• **PROVIDED DATA**
○ ○ ○

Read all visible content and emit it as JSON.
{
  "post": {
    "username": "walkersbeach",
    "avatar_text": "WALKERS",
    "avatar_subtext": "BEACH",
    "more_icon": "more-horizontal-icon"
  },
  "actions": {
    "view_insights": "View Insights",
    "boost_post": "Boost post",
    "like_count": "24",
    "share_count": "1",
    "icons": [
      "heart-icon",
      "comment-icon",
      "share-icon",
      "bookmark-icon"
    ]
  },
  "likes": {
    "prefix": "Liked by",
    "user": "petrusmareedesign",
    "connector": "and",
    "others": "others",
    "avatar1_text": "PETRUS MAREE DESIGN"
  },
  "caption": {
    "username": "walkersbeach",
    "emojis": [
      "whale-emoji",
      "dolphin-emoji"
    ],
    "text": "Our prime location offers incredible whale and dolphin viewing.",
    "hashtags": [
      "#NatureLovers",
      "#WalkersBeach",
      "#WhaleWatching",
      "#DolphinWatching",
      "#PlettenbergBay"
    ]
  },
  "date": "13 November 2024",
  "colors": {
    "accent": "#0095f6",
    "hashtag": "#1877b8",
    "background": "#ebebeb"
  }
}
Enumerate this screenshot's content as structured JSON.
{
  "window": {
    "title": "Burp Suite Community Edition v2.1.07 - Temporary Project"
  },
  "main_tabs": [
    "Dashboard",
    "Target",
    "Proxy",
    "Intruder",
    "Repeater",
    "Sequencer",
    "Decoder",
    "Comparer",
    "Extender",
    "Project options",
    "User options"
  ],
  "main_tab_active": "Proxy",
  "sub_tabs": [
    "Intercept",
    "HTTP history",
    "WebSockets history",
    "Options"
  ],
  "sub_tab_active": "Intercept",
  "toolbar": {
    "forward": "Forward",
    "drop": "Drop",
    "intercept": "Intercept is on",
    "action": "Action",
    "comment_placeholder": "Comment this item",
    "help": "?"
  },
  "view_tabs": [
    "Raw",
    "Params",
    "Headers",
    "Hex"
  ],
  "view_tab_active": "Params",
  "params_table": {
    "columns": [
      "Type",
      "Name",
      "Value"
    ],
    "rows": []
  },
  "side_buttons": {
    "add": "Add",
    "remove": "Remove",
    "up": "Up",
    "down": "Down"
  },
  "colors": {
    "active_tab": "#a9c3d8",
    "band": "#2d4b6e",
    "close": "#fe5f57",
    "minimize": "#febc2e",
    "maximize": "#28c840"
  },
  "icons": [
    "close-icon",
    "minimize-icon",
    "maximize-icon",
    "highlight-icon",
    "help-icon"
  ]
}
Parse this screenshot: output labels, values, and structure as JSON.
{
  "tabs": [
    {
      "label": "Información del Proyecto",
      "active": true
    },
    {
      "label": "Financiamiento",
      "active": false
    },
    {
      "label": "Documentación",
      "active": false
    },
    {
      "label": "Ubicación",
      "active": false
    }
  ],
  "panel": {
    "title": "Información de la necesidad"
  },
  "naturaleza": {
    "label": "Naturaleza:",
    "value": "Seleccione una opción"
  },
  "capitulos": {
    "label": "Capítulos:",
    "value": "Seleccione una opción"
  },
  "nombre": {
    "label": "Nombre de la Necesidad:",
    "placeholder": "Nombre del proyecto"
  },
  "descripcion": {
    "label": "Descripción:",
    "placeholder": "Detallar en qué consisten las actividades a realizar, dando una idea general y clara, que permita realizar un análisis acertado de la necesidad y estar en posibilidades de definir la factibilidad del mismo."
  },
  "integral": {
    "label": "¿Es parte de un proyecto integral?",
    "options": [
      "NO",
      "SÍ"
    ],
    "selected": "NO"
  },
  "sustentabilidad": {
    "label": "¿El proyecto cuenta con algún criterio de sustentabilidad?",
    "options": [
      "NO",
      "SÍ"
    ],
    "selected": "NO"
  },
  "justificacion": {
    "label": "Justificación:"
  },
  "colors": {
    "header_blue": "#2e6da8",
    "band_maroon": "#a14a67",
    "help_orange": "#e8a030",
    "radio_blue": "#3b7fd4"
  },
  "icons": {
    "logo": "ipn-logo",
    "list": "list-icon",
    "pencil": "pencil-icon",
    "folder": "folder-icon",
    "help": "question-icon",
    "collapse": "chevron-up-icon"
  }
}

○ ○ ○

• **EXERCISE INSTRUCTIONS**
Output each entry precisely as given.

• **FINAL ANSWER**
Read all visible content and emit it as JSON.
{
  "post": {
    "username": "walkersbeach",
    "avatar_text": "WALKERS",
    "avatar_subtext": "BEACH",
    "more_icon": "more-horizontal-icon"
  },
  "actions": {
    "view_insights": "View Insights",
    "boost_post": "Boost post",
    "like_count": "24",
    "share_count": "1",
    "icons": [
      "heart-icon",
      "comment-icon",
      "share-icon",
      "bookmark-icon"
    ]
  },
  "likes": {
    "prefix": "Liked by",
    "user": "petrusmareedesign",
    "connector": "and",
    "others": "others",
    "avatar1_text": "PETRUS MAREE DESIGN"
  },
  "caption": {
    "username": "walkersbeach",
    "emojis": [
      "whale-emoji",
      "dolphin-emoji"
    ],
    "text": "Our prime location offers incredible whale and dolphin viewing.",
    "hashtags": [
      "#NatureLovers",
      "#WalkersBeach",
      "#WhaleWatching",
      "#DolphinWatching",
      "#PlettenbergBay"
    ]
  },
  "date": "13 November 2024",
  "colors": {
    "accent": "#0095f6",
    "hashtag": "#1877b8",
    "background": "#ebebeb"
  }
}
Enumerate this screenshot's content as structured JSON.
{
  "window": {
    "title": "Burp Suite Community Edition v2.1.07 - Temporary Project"
  },
  "main_tabs": [
    "Dashboard",
    "Target",
    "Proxy",
    "Intruder",
    "Repeater",
    "Sequencer",
    "Decoder",
    "Comparer",
    "Extender",
    "Project options",
    "User options"
  ],
  "main_tab_active": "Proxy",
  "sub_tabs": [
    "Intercept",
    "HTTP history",
    "WebSockets history",
    "Options"
  ],
  "sub_tab_active": "Intercept",
  "toolbar": {
    "forward": "Forward",
    "drop": "Drop",
    "intercept": "Intercept is on",
    "action": "Action",
    "comment_placeholder": "Comment this item",
    "help": "?"
  },
  "view_tabs": [
    "Raw",
    "Params",
    "Headers",
    "Hex"
  ],
  "view_tab_active": "Params",
  "params_table": {
    "columns": [
      "Type",
      "Name",
      "Value"
    ],
    "rows": []
  },
  "side_buttons": {
    "add": "Add",
    "remove": "Remove",
    "up": "Up",
    "down": "Down"
  },
  "colors": {
    "active_tab": "#a9c3d8",
    "band": "#2d4b6e",
    "close": "#fe5f57",
    "minimize": "#febc2e",
    "maximize": "#28c840"
  },
  "icons": [
    "close-icon",
    "minimize-icon",
    "maximize-icon",
    "highlight-icon",
    "help-icon"
  ]
}
Parse this screenshot: output labels, values, and structure as JSON.
{
  "tabs": [
    {
      "label": "Información del Proyecto",
      "active": true
    },
    {
      "label": "Financiamiento",
      "active": false
    },
    {
      "label": "Documentación",
      "active": false
    },
    {
      "label": "Ubicación",
      "active": false
    }
  ],
  "panel": {
    "title": "Información de la necesidad"
  },
  "naturaleza": {
    "label": "Naturaleza:",
    "value": "Seleccione una opción"
  },
  "capitulos": {
    "label": "Capítulos:",
    "value": "Seleccione una opción"
  },
  "nombre": {
    "label": "Nombre de la Necesidad:",
    "placeholder": "Nombre del proyecto"
  },
  "descripcion": {
    "label": "Descripción:",
    "placeholder": "Detallar en qué consisten las actividades a realizar, dando una idea general y clara, que permita realizar un análisis acertado de la necesidad y estar en posibilidades de definir la factibilidad del mismo."
  },
  "integral": {
    "label": "¿Es parte de un proyecto integral?",
    "options": [
      "NO",
      "SÍ"
    ],
    "selected": "NO"
  },
  "sustentabilidad": {
    "label": "¿El proyecto cuenta con algún criterio de sustentabilidad?",
    "options": [
      "NO",
      "SÍ"
    ],
    "selected": "NO"
  },
  "justificacion": {
    "label": "Justificación:"
  },
  "colors": {
    "header_blue": "#2e6da8",
    "band_maroon": "#a14a67",
    "help_orange": "#e8a030",
    "radio_blue": "#3b7fd4"
  },
  "icons": {
    "logo": "ipn-logo",
    "list": "list-icon",
    "pencil": "pencil-icon",
    "folder": "folder-icon",
    "help": "question-icon",
    "collapse": "chevron-up-icon"
  }
}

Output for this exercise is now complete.